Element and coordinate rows
>> BEGIN

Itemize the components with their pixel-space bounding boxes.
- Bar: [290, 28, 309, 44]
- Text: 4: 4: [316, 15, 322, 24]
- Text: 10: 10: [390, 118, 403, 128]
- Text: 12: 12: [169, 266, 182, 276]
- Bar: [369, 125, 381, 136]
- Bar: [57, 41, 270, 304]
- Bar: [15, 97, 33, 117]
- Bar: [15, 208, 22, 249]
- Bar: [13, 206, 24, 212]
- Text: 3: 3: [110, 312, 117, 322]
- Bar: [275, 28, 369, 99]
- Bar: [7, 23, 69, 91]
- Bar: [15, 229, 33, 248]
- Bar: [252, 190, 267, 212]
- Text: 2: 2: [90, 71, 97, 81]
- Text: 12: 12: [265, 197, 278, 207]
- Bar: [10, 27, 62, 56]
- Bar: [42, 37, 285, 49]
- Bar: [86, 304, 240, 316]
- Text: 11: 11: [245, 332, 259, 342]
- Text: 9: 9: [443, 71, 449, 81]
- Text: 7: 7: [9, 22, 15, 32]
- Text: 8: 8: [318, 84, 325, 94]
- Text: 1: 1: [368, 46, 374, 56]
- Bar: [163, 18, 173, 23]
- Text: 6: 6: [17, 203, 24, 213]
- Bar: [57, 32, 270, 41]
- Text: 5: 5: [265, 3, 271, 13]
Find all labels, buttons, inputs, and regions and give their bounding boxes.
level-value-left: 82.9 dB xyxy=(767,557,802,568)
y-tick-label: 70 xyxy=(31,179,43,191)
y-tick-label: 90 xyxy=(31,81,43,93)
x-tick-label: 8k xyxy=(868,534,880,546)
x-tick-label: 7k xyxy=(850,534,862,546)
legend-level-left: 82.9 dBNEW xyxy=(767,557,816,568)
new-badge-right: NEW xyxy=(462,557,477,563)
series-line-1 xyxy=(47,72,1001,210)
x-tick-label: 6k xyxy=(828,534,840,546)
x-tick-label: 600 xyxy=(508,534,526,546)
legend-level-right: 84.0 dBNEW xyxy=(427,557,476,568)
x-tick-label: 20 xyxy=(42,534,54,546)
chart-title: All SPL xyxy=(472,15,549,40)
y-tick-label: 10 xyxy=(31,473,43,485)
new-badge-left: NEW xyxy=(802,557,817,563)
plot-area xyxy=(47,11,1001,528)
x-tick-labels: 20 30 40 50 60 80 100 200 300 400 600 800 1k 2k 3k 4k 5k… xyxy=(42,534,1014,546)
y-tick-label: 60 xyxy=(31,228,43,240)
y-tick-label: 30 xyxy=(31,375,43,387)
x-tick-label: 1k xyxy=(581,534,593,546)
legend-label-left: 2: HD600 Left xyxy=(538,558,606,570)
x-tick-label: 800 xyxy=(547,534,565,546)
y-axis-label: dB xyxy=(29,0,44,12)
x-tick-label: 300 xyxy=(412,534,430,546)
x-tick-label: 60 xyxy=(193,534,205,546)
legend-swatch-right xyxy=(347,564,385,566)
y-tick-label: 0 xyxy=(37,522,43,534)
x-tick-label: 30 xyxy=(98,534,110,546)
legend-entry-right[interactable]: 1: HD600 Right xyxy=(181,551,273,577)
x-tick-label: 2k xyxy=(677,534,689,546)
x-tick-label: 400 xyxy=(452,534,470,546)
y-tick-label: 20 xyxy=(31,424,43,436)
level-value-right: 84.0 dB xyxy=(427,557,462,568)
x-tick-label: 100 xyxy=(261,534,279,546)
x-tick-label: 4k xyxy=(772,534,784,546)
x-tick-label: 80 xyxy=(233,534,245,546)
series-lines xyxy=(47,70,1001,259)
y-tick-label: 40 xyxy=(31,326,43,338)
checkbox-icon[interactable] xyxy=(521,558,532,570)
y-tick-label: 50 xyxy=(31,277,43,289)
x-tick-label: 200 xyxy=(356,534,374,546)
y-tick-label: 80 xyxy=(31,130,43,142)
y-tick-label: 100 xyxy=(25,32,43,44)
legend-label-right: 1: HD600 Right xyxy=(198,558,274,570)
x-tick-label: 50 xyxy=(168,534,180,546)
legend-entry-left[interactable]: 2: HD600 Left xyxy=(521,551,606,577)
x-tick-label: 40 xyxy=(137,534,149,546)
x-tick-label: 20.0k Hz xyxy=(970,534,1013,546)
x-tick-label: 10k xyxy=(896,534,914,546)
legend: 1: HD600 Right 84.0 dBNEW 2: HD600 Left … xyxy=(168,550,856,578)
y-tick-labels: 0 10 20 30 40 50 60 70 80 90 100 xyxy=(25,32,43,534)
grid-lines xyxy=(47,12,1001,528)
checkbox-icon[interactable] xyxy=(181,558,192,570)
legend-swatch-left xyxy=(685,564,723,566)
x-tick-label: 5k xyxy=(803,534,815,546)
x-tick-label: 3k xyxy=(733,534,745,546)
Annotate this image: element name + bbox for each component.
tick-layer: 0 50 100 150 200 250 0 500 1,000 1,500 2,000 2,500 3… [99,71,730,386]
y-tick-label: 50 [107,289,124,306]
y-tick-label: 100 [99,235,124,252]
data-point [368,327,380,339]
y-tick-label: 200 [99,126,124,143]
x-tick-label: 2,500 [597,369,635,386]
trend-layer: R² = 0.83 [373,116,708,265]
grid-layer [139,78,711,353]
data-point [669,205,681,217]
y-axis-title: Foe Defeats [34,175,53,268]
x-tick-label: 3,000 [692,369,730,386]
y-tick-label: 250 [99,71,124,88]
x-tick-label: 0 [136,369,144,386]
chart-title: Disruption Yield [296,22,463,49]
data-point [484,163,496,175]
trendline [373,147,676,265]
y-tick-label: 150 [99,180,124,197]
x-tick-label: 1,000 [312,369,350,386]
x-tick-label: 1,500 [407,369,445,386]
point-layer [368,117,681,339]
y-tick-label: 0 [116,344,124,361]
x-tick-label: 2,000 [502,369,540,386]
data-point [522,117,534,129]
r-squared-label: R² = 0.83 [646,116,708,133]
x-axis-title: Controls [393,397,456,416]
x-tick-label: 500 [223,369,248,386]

>> END

* _Do this_:
Edit the rows above so that every instance of "chart-title" reads "figure-title". Leave everything else as it is.

* _Worked answer_:
Itemize the components with their pixel-space bounding boxes.
- Bar: [290, 28, 309, 44]
- Text: 4: 4: [316, 15, 322, 24]
- Text: 10: 10: [390, 118, 403, 128]
- Text: 12: 12: [169, 266, 182, 276]
- Bar: [369, 125, 381, 136]
- Bar: [57, 41, 270, 304]
- Bar: [15, 97, 33, 117]
- Bar: [15, 208, 22, 249]
- Bar: [13, 206, 24, 212]
- Text: 3: 3: [110, 312, 117, 322]
- Bar: [275, 28, 369, 99]
- Bar: [7, 23, 69, 91]
- Bar: [15, 229, 33, 248]
- Bar: [252, 190, 267, 212]
- Text: 2: 2: [90, 71, 97, 81]
- Text: 12: 12: [265, 197, 278, 207]
- Bar: [10, 27, 62, 56]
- Bar: [42, 37, 285, 49]
- Bar: [86, 304, 240, 316]
- Text: 11: 11: [245, 332, 259, 342]
- Text: 9: 9: [443, 71, 449, 81]
- Text: 7: 7: [9, 22, 15, 32]
- Text: 8: 8: [318, 84, 325, 94]
- Text: 1: 1: [368, 46, 374, 56]
- Bar: [163, 18, 173, 23]
- Text: 6: 6: [17, 203, 24, 213]
- Bar: [57, 32, 270, 41]
- Text: 5: 5: [265, 3, 271, 13]
Find all labels, buttons, inputs, and regions and give their bounding boxes.
level-value-left: 82.9 dB xyxy=(767,557,802,568)
y-tick-label: 70 xyxy=(31,179,43,191)
y-tick-label: 90 xyxy=(31,81,43,93)
x-tick-label: 8k xyxy=(868,534,880,546)
x-tick-label: 7k xyxy=(850,534,862,546)
legend-level-left: 82.9 dBNEW xyxy=(767,557,816,568)
new-badge-right: NEW xyxy=(462,557,477,563)
series-line-1 xyxy=(47,72,1001,210)
x-tick-label: 6k xyxy=(828,534,840,546)
x-tick-label: 600 xyxy=(508,534,526,546)
legend-level-right: 84.0 dBNEW xyxy=(427,557,476,568)
x-tick-label: 20 xyxy=(42,534,54,546)
figure-title: All SPL xyxy=(472,15,549,40)
y-tick-label: 10 xyxy=(31,473,43,485)
new-badge-left: NEW xyxy=(802,557,817,563)
plot-area xyxy=(47,11,1001,528)
x-tick-labels: 20 30 40 50 60 80 100 200 300 400 600 800 1k 2k 3k 4k 5k… xyxy=(42,534,1014,546)
y-tick-label: 60 xyxy=(31,228,43,240)
y-tick-label: 30 xyxy=(31,375,43,387)
x-tick-label: 1k xyxy=(581,534,593,546)
legend-label-left: 2: HD600 Left xyxy=(538,558,606,570)
x-tick-label: 800 xyxy=(547,534,565,546)
y-axis-label: dB xyxy=(29,0,44,12)
x-tick-label: 300 xyxy=(412,534,430,546)
x-tick-label: 60 xyxy=(193,534,205,546)
legend-swatch-right xyxy=(347,564,385,566)
y-tick-label: 0 xyxy=(37,522,43,534)
x-tick-label: 30 xyxy=(98,534,110,546)
legend-entry-right[interactable]: 1: HD600 Right xyxy=(181,551,273,577)
x-tick-label: 2k xyxy=(677,534,689,546)
x-tick-label: 400 xyxy=(452,534,470,546)
y-tick-label: 20 xyxy=(31,424,43,436)
level-value-right: 84.0 dB xyxy=(427,557,462,568)
x-tick-label: 100 xyxy=(261,534,279,546)
x-tick-label: 4k xyxy=(772,534,784,546)
x-tick-label: 80 xyxy=(233,534,245,546)
series-lines xyxy=(47,70,1001,259)
y-tick-label: 40 xyxy=(31,326,43,338)
checkbox-icon[interactable] xyxy=(521,558,532,570)
y-tick-label: 50 xyxy=(31,277,43,289)
x-tick-label: 200 xyxy=(356,534,374,546)
y-tick-label: 80 xyxy=(31,130,43,142)
y-tick-label: 100 xyxy=(25,32,43,44)
legend-label-right: 1: HD600 Right xyxy=(198,558,274,570)
x-tick-label: 50 xyxy=(168,534,180,546)
legend-entry-left[interactable]: 2: HD600 Left xyxy=(521,551,606,577)
x-tick-label: 40 xyxy=(137,534,149,546)
x-tick-label: 20.0k Hz xyxy=(970,534,1013,546)
x-tick-label: 10k xyxy=(896,534,914,546)
legend: 1: HD600 Right 84.0 dBNEW 2: HD600 Left … xyxy=(168,550,856,578)
y-tick-labels: 0 10 20 30 40 50 60 70 80 90 100 xyxy=(25,32,43,534)
grid-lines xyxy=(47,12,1001,528)
checkbox-icon[interactable] xyxy=(181,558,192,570)
legend-swatch-left xyxy=(685,564,723,566)
x-tick-label: 5k xyxy=(803,534,815,546)
x-tick-label: 3k xyxy=(733,534,745,546)
Annotate this image: element name + bbox for each component.
tick-layer: 0 50 100 150 200 250 0 500 1,000 1,500 2,000 2,500 3… [99,71,730,386]
y-tick-label: 50 [107,289,124,306]
y-tick-label: 100 [99,235,124,252]
data-point [368,327,380,339]
y-tick-label: 200 [99,126,124,143]
x-tick-label: 2,500 [597,369,635,386]
trend-layer: R² = 0.83 [373,116,708,265]
grid-layer [139,78,711,353]
data-point [669,205,681,217]
y-axis-title: Foe Defeats [34,175,53,268]
x-tick-label: 3,000 [692,369,730,386]
y-tick-label: 250 [99,71,124,88]
x-tick-label: 0 [136,369,144,386]
figure-title: Disruption Yield [296,22,463,49]
data-point [484,163,496,175]
trendline [373,147,676,265]
y-tick-label: 150 [99,180,124,197]
x-tick-label: 1,000 [312,369,350,386]
x-tick-label: 1,500 [407,369,445,386]
point-layer [368,117,681,339]
y-tick-label: 0 [116,344,124,361]
x-tick-label: 2,000 [502,369,540,386]
data-point [522,117,534,129]
r-squared-label: R² = 0.83 [646,116,708,133]
x-axis-title: Controls [393,397,456,416]
x-tick-label: 500 [223,369,248,386]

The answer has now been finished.